What is needed =
Copy every line, leaving nothing out and adding nothing.

Material provided =
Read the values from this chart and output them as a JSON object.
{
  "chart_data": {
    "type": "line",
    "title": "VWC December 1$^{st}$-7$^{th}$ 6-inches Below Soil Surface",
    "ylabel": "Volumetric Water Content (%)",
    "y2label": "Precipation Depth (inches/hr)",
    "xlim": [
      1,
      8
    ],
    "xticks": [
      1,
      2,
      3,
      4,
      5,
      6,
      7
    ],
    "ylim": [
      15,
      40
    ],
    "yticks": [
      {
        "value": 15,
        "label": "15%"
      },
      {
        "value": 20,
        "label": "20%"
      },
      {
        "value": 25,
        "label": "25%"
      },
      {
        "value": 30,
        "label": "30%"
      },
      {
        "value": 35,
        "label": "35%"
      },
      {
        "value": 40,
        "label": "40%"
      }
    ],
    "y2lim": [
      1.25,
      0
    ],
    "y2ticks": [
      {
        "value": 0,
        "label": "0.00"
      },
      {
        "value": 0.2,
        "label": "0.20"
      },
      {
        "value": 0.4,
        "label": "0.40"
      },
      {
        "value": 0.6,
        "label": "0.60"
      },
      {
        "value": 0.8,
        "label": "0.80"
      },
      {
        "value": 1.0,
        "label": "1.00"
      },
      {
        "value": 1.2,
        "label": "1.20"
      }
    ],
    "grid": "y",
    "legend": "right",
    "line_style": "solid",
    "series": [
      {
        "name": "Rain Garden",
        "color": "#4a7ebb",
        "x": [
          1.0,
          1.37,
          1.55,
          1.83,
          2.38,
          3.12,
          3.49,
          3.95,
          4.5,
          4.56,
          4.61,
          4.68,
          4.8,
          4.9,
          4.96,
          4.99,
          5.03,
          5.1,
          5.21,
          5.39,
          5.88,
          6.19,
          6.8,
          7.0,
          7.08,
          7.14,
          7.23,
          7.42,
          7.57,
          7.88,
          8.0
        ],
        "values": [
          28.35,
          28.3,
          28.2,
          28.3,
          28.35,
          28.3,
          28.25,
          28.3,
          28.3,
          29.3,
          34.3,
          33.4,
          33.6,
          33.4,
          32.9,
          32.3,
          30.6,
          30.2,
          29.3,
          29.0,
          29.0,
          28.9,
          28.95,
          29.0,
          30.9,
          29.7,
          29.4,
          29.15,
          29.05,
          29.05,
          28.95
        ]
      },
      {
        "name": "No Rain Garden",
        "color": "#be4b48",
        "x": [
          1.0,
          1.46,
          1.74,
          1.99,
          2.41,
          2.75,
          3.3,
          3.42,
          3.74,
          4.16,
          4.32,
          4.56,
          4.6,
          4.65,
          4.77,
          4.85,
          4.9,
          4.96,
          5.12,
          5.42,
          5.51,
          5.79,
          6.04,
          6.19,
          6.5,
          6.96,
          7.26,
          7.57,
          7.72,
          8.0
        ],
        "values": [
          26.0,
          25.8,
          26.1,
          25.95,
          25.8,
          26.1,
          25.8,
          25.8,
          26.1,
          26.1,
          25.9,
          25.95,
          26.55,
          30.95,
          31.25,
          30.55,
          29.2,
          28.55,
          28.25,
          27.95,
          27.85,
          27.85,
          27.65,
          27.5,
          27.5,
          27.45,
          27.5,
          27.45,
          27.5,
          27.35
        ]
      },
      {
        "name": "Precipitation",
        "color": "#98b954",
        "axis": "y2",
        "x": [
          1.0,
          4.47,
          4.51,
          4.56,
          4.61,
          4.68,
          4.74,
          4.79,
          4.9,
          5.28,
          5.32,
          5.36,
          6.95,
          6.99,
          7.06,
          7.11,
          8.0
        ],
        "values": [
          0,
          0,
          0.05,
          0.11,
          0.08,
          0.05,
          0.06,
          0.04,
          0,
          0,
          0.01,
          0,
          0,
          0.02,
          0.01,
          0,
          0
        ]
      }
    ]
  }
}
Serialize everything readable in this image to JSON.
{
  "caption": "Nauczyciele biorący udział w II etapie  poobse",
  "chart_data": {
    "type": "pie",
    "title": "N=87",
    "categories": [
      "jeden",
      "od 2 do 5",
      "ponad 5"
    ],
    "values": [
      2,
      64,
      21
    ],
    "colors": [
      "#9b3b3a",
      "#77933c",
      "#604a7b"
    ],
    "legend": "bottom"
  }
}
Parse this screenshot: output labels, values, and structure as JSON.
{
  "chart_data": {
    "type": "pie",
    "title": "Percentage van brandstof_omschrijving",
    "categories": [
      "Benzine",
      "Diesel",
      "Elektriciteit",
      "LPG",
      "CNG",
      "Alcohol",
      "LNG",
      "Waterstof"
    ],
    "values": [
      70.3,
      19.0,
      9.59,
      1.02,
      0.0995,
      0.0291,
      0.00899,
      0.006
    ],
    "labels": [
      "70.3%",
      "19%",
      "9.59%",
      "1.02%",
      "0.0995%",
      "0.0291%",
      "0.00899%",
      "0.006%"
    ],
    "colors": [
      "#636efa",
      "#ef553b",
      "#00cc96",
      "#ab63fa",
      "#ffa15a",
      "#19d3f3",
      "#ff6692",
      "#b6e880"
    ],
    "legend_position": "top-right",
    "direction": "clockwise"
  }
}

Response =
Read the values from this chart and output them as a JSON object.
{
  "chart_data": {
    "type": "line",
    "title": "VWC December 1$^{st}$-7$^{th}$ 6-inches Below Soil Surface",
    "ylabel": "Volumetric Water Content (%)",
    "y2label": "Precipation Depth (inches/hr)",
    "xlim": [
      1,
      8
    ],
    "xticks": [
      1,
      2,
      3,
      4,
      5,
      6,
      7
    ],
    "ylim": [
      15,
      40
    ],
    "yticks": [
      {
        "value": 15,
        "label": "15%"
      },
      {
        "value": 20,
        "label": "20%"
      },
      {
        "value": 25,
        "label": "25%"
      },
      {
        "value": 30,
        "label": "30%"
      },
      {
        "value": 35,
        "label": "35%"
      },
      {
        "value": 40,
        "label": "40%"
      }
    ],
    "y2lim": [
      1.25,
      0
    ],
    "y2ticks": [
      {
        "value": 0,
        "label": "0.00"
      },
      {
        "value": 0.2,
        "label": "0.20"
      },
      {
        "value": 0.4,
        "label": "0.40"
      },
      {
        "value": 0.6,
        "label": "0.60"
      },
      {
        "value": 0.8,
        "label": "0.80"
      },
      {
        "value": 1.0,
        "label": "1.00"
      },
      {
        "value": 1.2,
        "label": "1.20"
      }
    ],
    "grid": "y",
    "legend": "right",
    "line_style": "solid",
    "series": [
      {
        "name": "Rain Garden",
        "color": "#4a7ebb",
        "x": [
          1.0,
          1.37,
          1.55,
          1.83,
          2.38,
          3.12,
          3.49,
          3.95,
          4.5,
          4.56,
          4.61,
          4.68,
          4.8,
          4.9,
          4.96,
          4.99,
          5.03,
          5.1,
          5.21,
          5.39,
          5.88,
          6.19,
          6.8,
          7.0,
          7.08,
          7.14,
          7.23,
          7.42,
          7.57,
          7.88,
          8.0
        ],
        "values": [
          28.35,
          28.3,
          28.2,
          28.3,
          28.35,
          28.3,
          28.25,
          28.3,
          28.3,
          29.3,
          34.3,
          33.4,
          33.6,
          33.4,
          32.9,
          32.3,
          30.6,
          30.2,
          29.3,
          29.0,
          29.0,
          28.9,
          28.95,
          29.0,
          30.9,
          29.7,
          29.4,
          29.15,
          29.05,
          29.05,
          28.95
        ]
      },
      {
        "name": "No Rain Garden",
        "color": "#be4b48",
        "x": [
          1.0,
          1.46,
          1.74,
          1.99,
          2.41,
          2.75,
          3.3,
          3.42,
          3.74,
          4.16,
          4.32,
          4.56,
          4.6,
          4.65,
          4.77,
          4.85,
          4.9,
          4.96,
          5.12,
          5.42,
          5.51,
          5.79,
          6.04,
          6.19,
          6.5,
          6.96,
          7.26,
          7.57,
          7.72,
          8.0
        ],
        "values": [
          26.0,
          25.8,
          26.1,
          25.95,
          25.8,
          26.1,
          25.8,
          25.8,
          26.1,
          26.1,
          25.9,
          25.95,
          26.55,
          30.95,
          31.25,
          30.55,
          29.2,
          28.55,
          28.25,
          27.95,
          27.85,
          27.85,
          27.65,
          27.5,
          27.5,
          27.45,
          27.5,
          27.45,
          27.5,
          27.35
        ]
      },
      {
        "name": "Precipitation",
        "color": "#98b954",
        "axis": "y2",
        "x": [
          1.0,
          4.47,
          4.51,
          4.56,
          4.61,
          4.68,
          4.74,
          4.79,
          4.9,
          5.28,
          5.32,
          5.36,
          6.95,
          6.99,
          7.06,
          7.11,
          8.0
        ],
        "values": [
          0,
          0,
          0.05,
          0.11,
          0.08,
          0.05,
          0.06,
          0.04,
          0,
          0,
          0.01,
          0,
          0,
          0.02,
          0.01,
          0,
          0
        ]
      }
    ]
  }
}
Serialize everything readable in this image to JSON.
{
  "caption": "Nauczyciele biorący udział w II etapie  poobse",
  "chart_data": {
    "type": "pie",
    "title": "N=87",
    "categories": [
      "jeden",
      "od 2 do 5",
      "ponad 5"
    ],
    "values": [
      2,
      64,
      21
    ],
    "colors": [
      "#9b3b3a",
      "#77933c",
      "#604a7b"
    ],
    "legend": "bottom"
  }
}
Parse this screenshot: output labels, values, and structure as JSON.
{
  "chart_data": {
    "type": "pie",
    "title": "Percentage van brandstof_omschrijving",
    "categories": [
      "Benzine",
      "Diesel",
      "Elektriciteit",
      "LPG",
      "CNG",
      "Alcohol",
      "LNG",
      "Waterstof"
    ],
    "values": [
      70.3,
      19.0,
      9.59,
      1.02,
      0.0995,
      0.0291,
      0.00899,
      0.006
    ],
    "labels": [
      "70.3%",
      "19%",
      "9.59%",
      "1.02%",
      "0.0995%",
      "0.0291%",
      "0.00899%",
      "0.006%"
    ],
    "colors": [
      "#636efa",
      "#ef553b",
      "#00cc96",
      "#ab63fa",
      "#ffa15a",
      "#19d3f3",
      "#ff6692",
      "#b6e880"
    ],
    "legend_position": "top-right",
    "direction": "clockwise"
  }
}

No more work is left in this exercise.